__TASK GOAL__:
Transcribe the listing word for word.

══════════════════════════════

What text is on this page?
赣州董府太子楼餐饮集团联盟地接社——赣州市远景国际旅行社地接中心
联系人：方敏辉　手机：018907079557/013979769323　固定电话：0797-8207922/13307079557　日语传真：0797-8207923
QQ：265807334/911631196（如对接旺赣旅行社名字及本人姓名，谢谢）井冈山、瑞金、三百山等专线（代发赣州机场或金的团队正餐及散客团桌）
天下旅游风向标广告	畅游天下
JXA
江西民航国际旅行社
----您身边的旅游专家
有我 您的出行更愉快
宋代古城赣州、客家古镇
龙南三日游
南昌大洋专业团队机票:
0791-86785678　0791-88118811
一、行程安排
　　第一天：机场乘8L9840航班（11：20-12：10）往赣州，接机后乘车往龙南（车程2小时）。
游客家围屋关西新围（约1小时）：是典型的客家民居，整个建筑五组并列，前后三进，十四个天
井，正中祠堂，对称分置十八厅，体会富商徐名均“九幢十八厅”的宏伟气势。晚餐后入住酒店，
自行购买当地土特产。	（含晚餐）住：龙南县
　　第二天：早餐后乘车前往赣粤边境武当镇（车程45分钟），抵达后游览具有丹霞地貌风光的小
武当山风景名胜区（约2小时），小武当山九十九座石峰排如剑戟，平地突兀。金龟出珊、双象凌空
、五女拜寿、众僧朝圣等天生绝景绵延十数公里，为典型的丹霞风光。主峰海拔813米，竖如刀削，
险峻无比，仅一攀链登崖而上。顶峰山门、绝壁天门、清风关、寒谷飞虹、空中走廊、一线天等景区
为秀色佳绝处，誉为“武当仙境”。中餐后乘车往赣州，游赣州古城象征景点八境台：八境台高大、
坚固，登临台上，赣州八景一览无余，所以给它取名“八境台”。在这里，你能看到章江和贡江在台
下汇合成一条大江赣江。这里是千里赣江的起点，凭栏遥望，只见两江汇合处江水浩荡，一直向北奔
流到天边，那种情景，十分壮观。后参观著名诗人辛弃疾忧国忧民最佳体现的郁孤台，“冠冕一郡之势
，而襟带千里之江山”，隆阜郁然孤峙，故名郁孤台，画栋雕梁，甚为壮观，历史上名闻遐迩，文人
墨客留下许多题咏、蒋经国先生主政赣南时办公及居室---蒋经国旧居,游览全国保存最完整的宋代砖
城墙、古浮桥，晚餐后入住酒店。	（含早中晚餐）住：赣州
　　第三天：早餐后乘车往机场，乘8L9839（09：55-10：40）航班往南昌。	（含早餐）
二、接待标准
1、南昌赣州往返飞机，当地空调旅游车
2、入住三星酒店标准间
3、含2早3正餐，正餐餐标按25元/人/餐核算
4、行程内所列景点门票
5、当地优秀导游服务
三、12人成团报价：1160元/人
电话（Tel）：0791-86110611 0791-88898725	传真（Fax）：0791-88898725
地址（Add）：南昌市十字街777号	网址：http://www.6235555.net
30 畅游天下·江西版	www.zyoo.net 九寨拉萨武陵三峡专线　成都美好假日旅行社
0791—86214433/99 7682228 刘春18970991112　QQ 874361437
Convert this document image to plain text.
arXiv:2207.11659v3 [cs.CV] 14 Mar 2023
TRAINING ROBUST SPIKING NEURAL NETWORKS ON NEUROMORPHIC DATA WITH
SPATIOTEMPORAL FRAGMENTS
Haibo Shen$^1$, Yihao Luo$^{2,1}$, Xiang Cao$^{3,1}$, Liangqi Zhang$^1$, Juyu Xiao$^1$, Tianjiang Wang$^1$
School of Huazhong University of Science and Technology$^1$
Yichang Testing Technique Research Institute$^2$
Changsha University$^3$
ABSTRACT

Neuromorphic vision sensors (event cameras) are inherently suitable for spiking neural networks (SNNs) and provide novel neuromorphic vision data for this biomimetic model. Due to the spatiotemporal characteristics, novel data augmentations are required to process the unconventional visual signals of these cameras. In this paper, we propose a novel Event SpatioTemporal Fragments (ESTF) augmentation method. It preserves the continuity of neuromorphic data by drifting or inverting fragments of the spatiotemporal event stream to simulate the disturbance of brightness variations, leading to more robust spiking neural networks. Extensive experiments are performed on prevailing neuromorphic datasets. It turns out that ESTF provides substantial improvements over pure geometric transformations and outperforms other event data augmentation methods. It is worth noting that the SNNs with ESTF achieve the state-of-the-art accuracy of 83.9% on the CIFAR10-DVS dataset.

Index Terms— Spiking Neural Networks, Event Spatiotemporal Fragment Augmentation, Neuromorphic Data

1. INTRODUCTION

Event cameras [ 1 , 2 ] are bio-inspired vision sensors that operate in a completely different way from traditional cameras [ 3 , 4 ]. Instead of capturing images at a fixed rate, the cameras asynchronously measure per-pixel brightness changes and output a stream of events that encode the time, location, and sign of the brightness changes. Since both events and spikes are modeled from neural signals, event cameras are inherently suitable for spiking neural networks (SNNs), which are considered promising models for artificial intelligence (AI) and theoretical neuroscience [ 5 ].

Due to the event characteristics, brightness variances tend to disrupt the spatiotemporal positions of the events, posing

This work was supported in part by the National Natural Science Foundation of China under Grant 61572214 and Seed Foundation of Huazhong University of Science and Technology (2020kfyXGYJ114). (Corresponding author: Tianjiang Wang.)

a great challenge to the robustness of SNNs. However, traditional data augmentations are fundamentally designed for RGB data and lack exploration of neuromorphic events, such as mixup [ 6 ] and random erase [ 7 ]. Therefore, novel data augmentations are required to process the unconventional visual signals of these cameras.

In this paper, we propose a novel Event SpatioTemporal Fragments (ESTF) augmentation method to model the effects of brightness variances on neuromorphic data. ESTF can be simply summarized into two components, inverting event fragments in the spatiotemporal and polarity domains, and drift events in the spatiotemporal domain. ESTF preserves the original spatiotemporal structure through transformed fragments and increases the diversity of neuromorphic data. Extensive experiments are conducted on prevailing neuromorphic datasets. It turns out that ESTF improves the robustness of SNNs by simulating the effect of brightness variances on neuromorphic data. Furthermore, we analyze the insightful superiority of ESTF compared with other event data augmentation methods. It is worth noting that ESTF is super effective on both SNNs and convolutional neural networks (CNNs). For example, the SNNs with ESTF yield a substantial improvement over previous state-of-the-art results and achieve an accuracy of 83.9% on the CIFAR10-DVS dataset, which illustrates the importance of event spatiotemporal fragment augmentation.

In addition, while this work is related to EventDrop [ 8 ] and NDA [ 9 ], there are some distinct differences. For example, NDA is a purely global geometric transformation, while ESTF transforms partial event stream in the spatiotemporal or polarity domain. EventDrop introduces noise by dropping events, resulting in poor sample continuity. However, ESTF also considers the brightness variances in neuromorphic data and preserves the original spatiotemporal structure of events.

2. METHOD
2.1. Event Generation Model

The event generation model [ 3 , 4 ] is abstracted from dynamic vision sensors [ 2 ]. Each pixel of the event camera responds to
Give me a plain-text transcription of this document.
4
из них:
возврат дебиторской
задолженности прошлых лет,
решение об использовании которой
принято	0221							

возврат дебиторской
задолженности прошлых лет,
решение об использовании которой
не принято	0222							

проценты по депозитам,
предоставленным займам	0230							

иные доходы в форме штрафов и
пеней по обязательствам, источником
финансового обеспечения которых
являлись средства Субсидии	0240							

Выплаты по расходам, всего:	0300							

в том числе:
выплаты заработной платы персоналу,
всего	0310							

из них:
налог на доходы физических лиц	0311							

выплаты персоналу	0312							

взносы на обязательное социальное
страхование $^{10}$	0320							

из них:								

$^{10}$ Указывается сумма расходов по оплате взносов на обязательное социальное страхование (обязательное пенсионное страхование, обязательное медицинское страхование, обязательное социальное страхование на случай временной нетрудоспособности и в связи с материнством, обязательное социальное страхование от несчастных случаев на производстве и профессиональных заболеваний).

══════════════════════════════

__PROBLEM SOLUTION__:
What text is on this page?
赣州董府太子楼餐饮集团联盟地接社——赣州市远景国际旅行社地接中心
联系人：方敏辉　手机：018907079557/013979769323　固定电话：0797-8207922/13307079557　日语传真：0797-8207923
QQ：265807334/911631196（如对接旺赣旅行社名字及本人姓名，谢谢）井冈山、瑞金、三百山等专线（代发赣州机场或金的团队正餐及散客团桌）
天下旅游风向标广告	畅游天下
JXA
江西民航国际旅行社
----您身边的旅游专家
有我 您的出行更愉快
宋代古城赣州、客家古镇
龙南三日游
南昌大洋专业团队机票:
0791-86785678　0791-88118811
一、行程安排
　　第一天：机场乘8L9840航班（11：20-12：10）往赣州，接机后乘车往龙南（车程2小时）。
游客家围屋关西新围（约1小时）：是典型的客家民居，整个建筑五组并列，前后三进，十四个天
井，正中祠堂，对称分置十八厅，体会富商徐名均“九幢十八厅”的宏伟气势。晚餐后入住酒店，
自行购买当地土特产。	（含晚餐）住：龙南县
　　第二天：早餐后乘车前往赣粤边境武当镇（车程45分钟），抵达后游览具有丹霞地貌风光的小
武当山风景名胜区（约2小时），小武当山九十九座石峰排如剑戟，平地突兀。金龟出珊、双象凌空
、五女拜寿、众僧朝圣等天生绝景绵延十数公里，为典型的丹霞风光。主峰海拔813米，竖如刀削，
险峻无比，仅一攀链登崖而上。顶峰山门、绝壁天门、清风关、寒谷飞虹、空中走廊、一线天等景区
为秀色佳绝处，誉为“武当仙境”。中餐后乘车往赣州，游赣州古城象征景点八境台：八境台高大、
坚固，登临台上，赣州八景一览无余，所以给它取名“八境台”。在这里，你能看到章江和贡江在台
下汇合成一条大江赣江。这里是千里赣江的起点，凭栏遥望，只见两江汇合处江水浩荡，一直向北奔
流到天边，那种情景，十分壮观。后参观著名诗人辛弃疾忧国忧民最佳体现的郁孤台，“冠冕一郡之势
，而襟带千里之江山”，隆阜郁然孤峙，故名郁孤台，画栋雕梁，甚为壮观，历史上名闻遐迩，文人
墨客留下许多题咏、蒋经国先生主政赣南时办公及居室---蒋经国旧居,游览全国保存最完整的宋代砖
城墙、古浮桥，晚餐后入住酒店。	（含早中晚餐）住：赣州
　　第三天：早餐后乘车往机场，乘8L9839（09：55-10：40）航班往南昌。	（含早餐）
二、接待标准
1、南昌赣州往返飞机，当地空调旅游车
2、入住三星酒店标准间
3、含2早3正餐，正餐餐标按25元/人/餐核算
4、行程内所列景点门票
5、当地优秀导游服务
三、12人成团报价：1160元/人
电话（Tel）：0791-86110611 0791-88898725	传真（Fax）：0791-88898725
地址（Add）：南昌市十字街777号	网址：http://www.6235555.net
30 畅游天下·江西版	www.zyoo.net 九寨拉萨武陵三峡专线　成都美好假日旅行社
0791—86214433/99 7682228 刘春18970991112　QQ 874361437
Convert this document image to plain text.
arXiv:2207.11659v3 [cs.CV] 14 Mar 2023
TRAINING ROBUST SPIKING NEURAL NETWORKS ON NEUROMORPHIC DATA WITH
SPATIOTEMPORAL FRAGMENTS
Haibo Shen$^1$, Yihao Luo$^{2,1}$, Xiang Cao$^{3,1}$, Liangqi Zhang$^1$, Juyu Xiao$^1$, Tianjiang Wang$^1$
School of Huazhong University of Science and Technology$^1$
Yichang Testing Technique Research Institute$^2$
Changsha University$^3$
ABSTRACT

Neuromorphic vision sensors (event cameras) are inherently suitable for spiking neural networks (SNNs) and provide novel neuromorphic vision data for this biomimetic model. Due to the spatiotemporal characteristics, novel data augmentations are required to process the unconventional visual signals of these cameras. In this paper, we propose a novel Event SpatioTemporal Fragments (ESTF) augmentation method. It preserves the continuity of neuromorphic data by drifting or inverting fragments of the spatiotemporal event stream to simulate the disturbance of brightness variations, leading to more robust spiking neural networks. Extensive experiments are performed on prevailing neuromorphic datasets. It turns out that ESTF provides substantial improvements over pure geometric transformations and outperforms other event data augmentation methods. It is worth noting that the SNNs with ESTF achieve the state-of-the-art accuracy of 83.9% on the CIFAR10-DVS dataset.

Index Terms— Spiking Neural Networks, Event Spatiotemporal Fragment Augmentation, Neuromorphic Data

1. INTRODUCTION

Event cameras [ 1 , 2 ] are bio-inspired vision sensors that operate in a completely different way from traditional cameras [ 3 , 4 ]. Instead of capturing images at a fixed rate, the cameras asynchronously measure per-pixel brightness changes and output a stream of events that encode the time, location, and sign of the brightness changes. Since both events and spikes are modeled from neural signals, event cameras are inherently suitable for spiking neural networks (SNNs), which are considered promising models for artificial intelligence (AI) and theoretical neuroscience [ 5 ].

Due to the event characteristics, brightness variances tend to disrupt the spatiotemporal positions of the events, posing

This work was supported in part by the National Natural Science Foundation of China under Grant 61572214 and Seed Foundation of Huazhong University of Science and Technology (2020kfyXGYJ114). (Corresponding author: Tianjiang Wang.)

a great challenge to the robustness of SNNs. However, traditional data augmentations are fundamentally designed for RGB data and lack exploration of neuromorphic events, such as mixup [ 6 ] and random erase [ 7 ]. Therefore, novel data augmentations are required to process the unconventional visual signals of these cameras.

In this paper, we propose a novel Event SpatioTemporal Fragments (ESTF) augmentation method to model the effects of brightness variances on neuromorphic data. ESTF can be simply summarized into two components, inverting event fragments in the spatiotemporal and polarity domains, and drift events in the spatiotemporal domain. ESTF preserves the original spatiotemporal structure through transformed fragments and increases the diversity of neuromorphic data. Extensive experiments are conducted on prevailing neuromorphic datasets. It turns out that ESTF improves the robustness of SNNs by simulating the effect of brightness variances on neuromorphic data. Furthermore, we analyze the insightful superiority of ESTF compared with other event data augmentation methods. It is worth noting that ESTF is super effective on both SNNs and convolutional neural networks (CNNs). For example, the SNNs with ESTF yield a substantial improvement over previous state-of-the-art results and achieve an accuracy of 83.9% on the CIFAR10-DVS dataset, which illustrates the importance of event spatiotemporal fragment augmentation.

In addition, while this work is related to EventDrop [ 8 ] and NDA [ 9 ], there are some distinct differences. For example, NDA is a purely global geometric transformation, while ESTF transforms partial event stream in the spatiotemporal or polarity domain. EventDrop introduces noise by dropping events, resulting in poor sample continuity. However, ESTF also considers the brightness variances in neuromorphic data and preserves the original spatiotemporal structure of events.

2. METHOD
2.1. Event Generation Model

The event generation model [ 3 , 4 ] is abstracted from dynamic vision sensors [ 2 ]. Each pixel of the event camera responds to
Give me a plain-text transcription of this document.
4
из них:
возврат дебиторской
задолженности прошлых лет,
решение об использовании которой
принято	0221							

возврат дебиторской
задолженности прошлых лет,
решение об использовании которой
не принято	0222							

проценты по депозитам,
предоставленным займам	0230							

иные доходы в форме штрафов и
пеней по обязательствам, источником
финансового обеспечения которых
являлись средства Субсидии	0240							

Выплаты по расходам, всего:	0300							

в том числе:
выплаты заработной платы персоналу,
всего	0310							

из них:
налог на доходы физических лиц	0311							

выплаты персоналу	0312							

взносы на обязательное социальное
страхование $^{10}$	0320							

из них:								

$^{10}$ Указывается сумма расходов по оплате взносов на обязательное социальное страхование (обязательное пенсионное страхование, обязательное медицинское страхование, обязательное социальное страхование на случай временной нетрудоспособности и в связи с материнством, обязательное социальное страхование от несчастных случаев на производстве и профессиональных заболеваний).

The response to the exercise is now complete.